Collected data entries:
# # #

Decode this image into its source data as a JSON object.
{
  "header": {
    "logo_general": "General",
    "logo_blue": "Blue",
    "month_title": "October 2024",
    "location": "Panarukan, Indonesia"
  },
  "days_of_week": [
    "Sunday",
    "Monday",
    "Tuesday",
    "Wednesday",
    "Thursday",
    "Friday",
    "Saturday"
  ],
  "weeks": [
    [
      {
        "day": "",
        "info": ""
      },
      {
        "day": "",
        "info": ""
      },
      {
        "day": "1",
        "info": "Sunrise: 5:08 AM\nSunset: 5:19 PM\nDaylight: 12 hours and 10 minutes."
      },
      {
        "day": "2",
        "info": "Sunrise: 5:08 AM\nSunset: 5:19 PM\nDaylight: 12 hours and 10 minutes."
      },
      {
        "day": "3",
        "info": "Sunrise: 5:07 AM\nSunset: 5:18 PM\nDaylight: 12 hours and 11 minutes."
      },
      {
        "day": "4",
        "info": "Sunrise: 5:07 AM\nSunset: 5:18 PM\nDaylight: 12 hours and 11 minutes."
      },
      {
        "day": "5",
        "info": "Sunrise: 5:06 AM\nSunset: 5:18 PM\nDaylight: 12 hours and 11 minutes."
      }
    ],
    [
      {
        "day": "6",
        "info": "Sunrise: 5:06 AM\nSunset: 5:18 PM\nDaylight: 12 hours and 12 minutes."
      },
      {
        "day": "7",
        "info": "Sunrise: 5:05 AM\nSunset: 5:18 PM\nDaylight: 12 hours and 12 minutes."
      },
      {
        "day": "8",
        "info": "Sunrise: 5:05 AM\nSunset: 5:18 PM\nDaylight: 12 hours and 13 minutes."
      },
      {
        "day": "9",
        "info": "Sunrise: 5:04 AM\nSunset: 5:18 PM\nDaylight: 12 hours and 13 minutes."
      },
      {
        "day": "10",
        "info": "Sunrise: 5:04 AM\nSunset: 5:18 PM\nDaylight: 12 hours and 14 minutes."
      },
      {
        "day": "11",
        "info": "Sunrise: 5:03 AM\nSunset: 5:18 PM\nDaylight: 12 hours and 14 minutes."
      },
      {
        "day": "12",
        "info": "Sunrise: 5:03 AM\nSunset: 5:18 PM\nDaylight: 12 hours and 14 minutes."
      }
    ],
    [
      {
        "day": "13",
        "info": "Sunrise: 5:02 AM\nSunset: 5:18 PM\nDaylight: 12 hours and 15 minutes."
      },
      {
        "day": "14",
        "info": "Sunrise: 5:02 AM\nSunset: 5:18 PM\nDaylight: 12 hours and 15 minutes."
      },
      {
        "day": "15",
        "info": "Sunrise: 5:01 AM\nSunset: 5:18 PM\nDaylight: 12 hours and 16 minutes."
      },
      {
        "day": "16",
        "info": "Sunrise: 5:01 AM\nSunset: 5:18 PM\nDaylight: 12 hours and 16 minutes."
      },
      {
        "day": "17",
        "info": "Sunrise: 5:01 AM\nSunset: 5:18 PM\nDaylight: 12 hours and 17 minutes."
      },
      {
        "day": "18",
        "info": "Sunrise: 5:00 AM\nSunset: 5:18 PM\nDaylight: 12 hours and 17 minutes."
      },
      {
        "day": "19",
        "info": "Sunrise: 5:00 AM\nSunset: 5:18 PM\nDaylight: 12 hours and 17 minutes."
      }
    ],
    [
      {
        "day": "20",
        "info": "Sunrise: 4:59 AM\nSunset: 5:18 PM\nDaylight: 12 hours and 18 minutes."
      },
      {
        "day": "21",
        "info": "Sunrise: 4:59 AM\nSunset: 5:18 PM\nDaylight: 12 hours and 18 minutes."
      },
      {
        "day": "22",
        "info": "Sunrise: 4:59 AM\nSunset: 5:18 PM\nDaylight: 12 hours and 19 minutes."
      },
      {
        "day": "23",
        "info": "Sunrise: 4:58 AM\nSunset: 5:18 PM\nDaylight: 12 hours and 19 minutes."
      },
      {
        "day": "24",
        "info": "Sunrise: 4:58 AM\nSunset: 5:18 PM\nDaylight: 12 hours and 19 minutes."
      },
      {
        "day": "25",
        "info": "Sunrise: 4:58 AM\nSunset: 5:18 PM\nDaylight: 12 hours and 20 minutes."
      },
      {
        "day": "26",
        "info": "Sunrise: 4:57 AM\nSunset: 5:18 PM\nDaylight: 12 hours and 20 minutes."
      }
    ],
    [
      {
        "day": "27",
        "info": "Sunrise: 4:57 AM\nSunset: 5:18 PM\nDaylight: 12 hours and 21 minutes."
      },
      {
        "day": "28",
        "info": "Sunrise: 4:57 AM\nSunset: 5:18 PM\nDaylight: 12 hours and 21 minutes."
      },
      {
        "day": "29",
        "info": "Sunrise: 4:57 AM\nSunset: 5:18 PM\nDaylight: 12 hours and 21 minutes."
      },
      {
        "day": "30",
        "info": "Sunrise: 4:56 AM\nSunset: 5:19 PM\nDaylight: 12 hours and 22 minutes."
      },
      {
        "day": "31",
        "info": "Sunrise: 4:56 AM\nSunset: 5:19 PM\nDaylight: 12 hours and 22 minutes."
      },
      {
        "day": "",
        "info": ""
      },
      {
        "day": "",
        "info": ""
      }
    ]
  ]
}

# # #

*To be done*
All of the entries must be quoted exactly; please include each one.

*Written reply*
Decode this image into its source data as a JSON object.
{
  "header": {
    "logo_general": "General",
    "logo_blue": "Blue",
    "month_title": "October 2024",
    "location": "Panarukan, Indonesia"
  },
  "days_of_week": [
    "Sunday",
    "Monday",
    "Tuesday",
    "Wednesday",
    "Thursday",
    "Friday",
    "Saturday"
  ],
  "weeks": [
    [
      {
        "day": "",
        "info": ""
      },
      {
        "day": "",
        "info": ""
      },
      {
        "day": "1",
        "info": "Sunrise: 5:08 AM\nSunset: 5:19 PM\nDaylight: 12 hours and 10 minutes."
      },
      {
        "day": "2",
        "info": "Sunrise: 5:08 AM\nSunset: 5:19 PM\nDaylight: 12 hours and 10 minutes."
      },
      {
        "day": "3",
        "info": "Sunrise: 5:07 AM\nSunset: 5:18 PM\nDaylight: 12 hours and 11 minutes."
      },
      {
        "day": "4",
        "info": "Sunrise: 5:07 AM\nSunset: 5:18 PM\nDaylight: 12 hours and 11 minutes."
      },
      {
        "day": "5",
        "info": "Sunrise: 5:06 AM\nSunset: 5:18 PM\nDaylight: 12 hours and 11 minutes."
      }
    ],
    [
      {
        "day": "6",
        "info": "Sunrise: 5:06 AM\nSunset: 5:18 PM\nDaylight: 12 hours and 12 minutes."
      },
      {
        "day": "7",
        "info": "Sunrise: 5:05 AM\nSunset: 5:18 PM\nDaylight: 12 hours and 12 minutes."
      },
      {
        "day": "8",
        "info": "Sunrise: 5:05 AM\nSunset: 5:18 PM\nDaylight: 12 hours and 13 minutes."
      },
      {
        "day": "9",
        "info": "Sunrise: 5:04 AM\nSunset: 5:18 PM\nDaylight: 12 hours and 13 minutes."
      },
      {
        "day": "10",
        "info": "Sunrise: 5:04 AM\nSunset: 5:18 PM\nDaylight: 12 hours and 14 minutes."
      },
      {
        "day": "11",
        "info": "Sunrise: 5:03 AM\nSunset: 5:18 PM\nDaylight: 12 hours and 14 minutes."
      },
      {
        "day": "12",
        "info": "Sunrise: 5:03 AM\nSunset: 5:18 PM\nDaylight: 12 hours and 14 minutes."
      }
    ],
    [
      {
        "day": "13",
        "info": "Sunrise: 5:02 AM\nSunset: 5:18 PM\nDaylight: 12 hours and 15 minutes."
      },
      {
        "day": "14",
        "info": "Sunrise: 5:02 AM\nSunset: 5:18 PM\nDaylight: 12 hours and 15 minutes."
      },
      {
        "day": "15",
        "info": "Sunrise: 5:01 AM\nSunset: 5:18 PM\nDaylight: 12 hours and 16 minutes."
      },
      {
        "day": "16",
        "info": "Sunrise: 5:01 AM\nSunset: 5:18 PM\nDaylight: 12 hours and 16 minutes."
      },
      {
        "day": "17",
        "info": "Sunrise: 5:01 AM\nSunset: 5:18 PM\nDaylight: 12 hours and 17 minutes."
      },
      {
        "day": "18",
        "info": "Sunrise: 5:00 AM\nSunset: 5:18 PM\nDaylight: 12 hours and 17 minutes."
      },
      {
        "day": "19",
        "info": "Sunrise: 5:00 AM\nSunset: 5:18 PM\nDaylight: 12 hours and 17 minutes."
      }
    ],
    [
      {
        "day": "20",
        "info": "Sunrise: 4:59 AM\nSunset: 5:18 PM\nDaylight: 12 hours and 18 minutes."
      },
      {
        "day": "21",
        "info": "Sunrise: 4:59 AM\nSunset: 5:18 PM\nDaylight: 12 hours and 18 minutes."
      },
      {
        "day": "22",
        "info": "Sunrise: 4:59 AM\nSunset: 5:18 PM\nDaylight: 12 hours and 19 minutes."
      },
      {
        "day": "23",
        "info": "Sunrise: 4:58 AM\nSunset: 5:18 PM\nDaylight: 12 hours and 19 minutes."
      },
      {
        "day": "24",
        "info": "Sunrise: 4:58 AM\nSunset: 5:18 PM\nDaylight: 12 hours and 19 minutes."
      },
      {
        "day": "25",
        "info": "Sunrise: 4:58 AM\nSunset: 5:18 PM\nDaylight: 12 hours and 20 minutes."
      },
      {
        "day": "26",
        "info": "Sunrise: 4:57 AM\nSunset: 5:18 PM\nDaylight: 12 hours and 20 minutes."
      }
    ],
    [
      {
        "day": "27",
        "info": "Sunrise: 4:57 AM\nSunset: 5:18 PM\nDaylight: 12 hours and 21 minutes."
      },
      {
        "day": "28",
        "info": "Sunrise: 4:57 AM\nSunset: 5:18 PM\nDaylight: 12 hours and 21 minutes."
      },
      {
        "day": "29",
        "info": "Sunrise: 4:57 AM\nSunset: 5:18 PM\nDaylight: 12 hours and 21 minutes."
      },
      {
        "day": "30",
        "info": "Sunrise: 4:56 AM\nSunset: 5:19 PM\nDaylight: 12 hours and 22 minutes."
      },
      {
        "day": "31",
        "info": "Sunrise: 4:56 AM\nSunset: 5:19 PM\nDaylight: 12 hours and 22 minutes."
      },
      {
        "day": "",
        "info": ""
      },
      {
        "day": "",
        "info": ""
      }
    ]
  ]
}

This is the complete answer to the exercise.